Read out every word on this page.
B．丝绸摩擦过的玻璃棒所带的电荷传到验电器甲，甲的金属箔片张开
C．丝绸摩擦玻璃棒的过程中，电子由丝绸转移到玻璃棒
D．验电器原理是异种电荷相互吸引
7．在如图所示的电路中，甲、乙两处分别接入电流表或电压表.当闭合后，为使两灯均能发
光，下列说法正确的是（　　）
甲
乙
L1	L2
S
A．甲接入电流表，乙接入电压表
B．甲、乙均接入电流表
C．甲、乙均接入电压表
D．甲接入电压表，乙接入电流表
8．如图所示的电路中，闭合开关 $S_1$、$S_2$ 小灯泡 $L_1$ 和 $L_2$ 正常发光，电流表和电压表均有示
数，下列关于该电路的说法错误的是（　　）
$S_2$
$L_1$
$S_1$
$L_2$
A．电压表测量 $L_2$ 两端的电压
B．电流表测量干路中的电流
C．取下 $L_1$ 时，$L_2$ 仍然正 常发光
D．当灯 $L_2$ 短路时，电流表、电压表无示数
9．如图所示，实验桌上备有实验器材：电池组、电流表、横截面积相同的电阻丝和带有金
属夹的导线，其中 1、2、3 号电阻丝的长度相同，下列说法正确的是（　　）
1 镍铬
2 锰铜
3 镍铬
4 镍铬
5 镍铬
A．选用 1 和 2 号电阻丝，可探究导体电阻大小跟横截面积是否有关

▬▬▬

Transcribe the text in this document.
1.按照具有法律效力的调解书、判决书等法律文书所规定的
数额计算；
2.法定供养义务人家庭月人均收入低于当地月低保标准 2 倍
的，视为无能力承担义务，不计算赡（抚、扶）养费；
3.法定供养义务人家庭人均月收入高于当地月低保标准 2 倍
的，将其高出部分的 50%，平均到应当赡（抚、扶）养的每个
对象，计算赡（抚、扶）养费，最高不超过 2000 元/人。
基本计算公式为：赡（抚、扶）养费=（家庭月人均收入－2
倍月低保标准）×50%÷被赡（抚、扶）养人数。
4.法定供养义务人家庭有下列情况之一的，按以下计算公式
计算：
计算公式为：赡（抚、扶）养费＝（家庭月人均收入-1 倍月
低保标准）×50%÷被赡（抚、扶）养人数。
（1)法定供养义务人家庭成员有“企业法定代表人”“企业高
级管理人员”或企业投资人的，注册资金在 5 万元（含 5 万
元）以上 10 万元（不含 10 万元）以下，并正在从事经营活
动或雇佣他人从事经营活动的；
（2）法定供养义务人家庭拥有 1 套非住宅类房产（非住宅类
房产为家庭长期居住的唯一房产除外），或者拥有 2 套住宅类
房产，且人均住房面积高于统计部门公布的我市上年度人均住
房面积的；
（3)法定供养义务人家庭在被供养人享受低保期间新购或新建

▬▬▬

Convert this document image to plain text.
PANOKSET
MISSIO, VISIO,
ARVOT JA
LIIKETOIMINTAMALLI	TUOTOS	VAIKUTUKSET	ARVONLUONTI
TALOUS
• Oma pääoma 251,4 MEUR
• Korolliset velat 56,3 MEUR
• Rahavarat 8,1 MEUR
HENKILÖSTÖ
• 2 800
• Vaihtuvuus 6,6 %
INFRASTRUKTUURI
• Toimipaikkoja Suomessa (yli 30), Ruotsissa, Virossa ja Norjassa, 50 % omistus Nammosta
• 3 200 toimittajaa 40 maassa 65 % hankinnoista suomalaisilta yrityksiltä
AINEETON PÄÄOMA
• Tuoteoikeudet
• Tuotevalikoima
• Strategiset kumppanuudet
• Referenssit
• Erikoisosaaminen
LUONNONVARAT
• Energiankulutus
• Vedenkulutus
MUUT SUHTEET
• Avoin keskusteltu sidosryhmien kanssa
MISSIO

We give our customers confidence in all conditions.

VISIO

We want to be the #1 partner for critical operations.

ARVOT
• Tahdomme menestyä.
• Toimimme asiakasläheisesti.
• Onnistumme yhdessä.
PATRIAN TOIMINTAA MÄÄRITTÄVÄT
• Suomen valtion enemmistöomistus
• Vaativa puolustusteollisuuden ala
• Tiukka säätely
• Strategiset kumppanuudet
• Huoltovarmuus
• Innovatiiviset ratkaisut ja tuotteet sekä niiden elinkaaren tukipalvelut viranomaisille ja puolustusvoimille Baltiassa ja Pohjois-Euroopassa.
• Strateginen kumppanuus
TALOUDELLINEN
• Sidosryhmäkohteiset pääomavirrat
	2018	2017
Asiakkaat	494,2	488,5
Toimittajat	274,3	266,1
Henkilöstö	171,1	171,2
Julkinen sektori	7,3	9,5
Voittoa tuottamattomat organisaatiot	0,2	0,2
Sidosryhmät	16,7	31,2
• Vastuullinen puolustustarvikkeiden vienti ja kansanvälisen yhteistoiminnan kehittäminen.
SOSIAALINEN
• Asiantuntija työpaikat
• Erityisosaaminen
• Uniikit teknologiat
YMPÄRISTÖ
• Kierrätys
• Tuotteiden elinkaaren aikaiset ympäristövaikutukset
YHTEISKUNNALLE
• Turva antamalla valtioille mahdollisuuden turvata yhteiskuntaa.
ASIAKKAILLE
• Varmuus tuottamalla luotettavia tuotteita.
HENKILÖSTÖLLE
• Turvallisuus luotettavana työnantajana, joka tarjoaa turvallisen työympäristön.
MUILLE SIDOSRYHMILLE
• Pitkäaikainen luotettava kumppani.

▬▬▬

> [Written request] Extract each line holding the string "elinkaaren".

> [Solution to the problem]
• Innovatiiviset ratkaisut ja tuotteet sekä niiden elinkaaren tukipalvelut viranomaisille ja puolustusvoimille Baltiassa ja Pohjois-Euroopassa.
• Tuotteiden elinkaaren aikaiset ympäristövaikutukset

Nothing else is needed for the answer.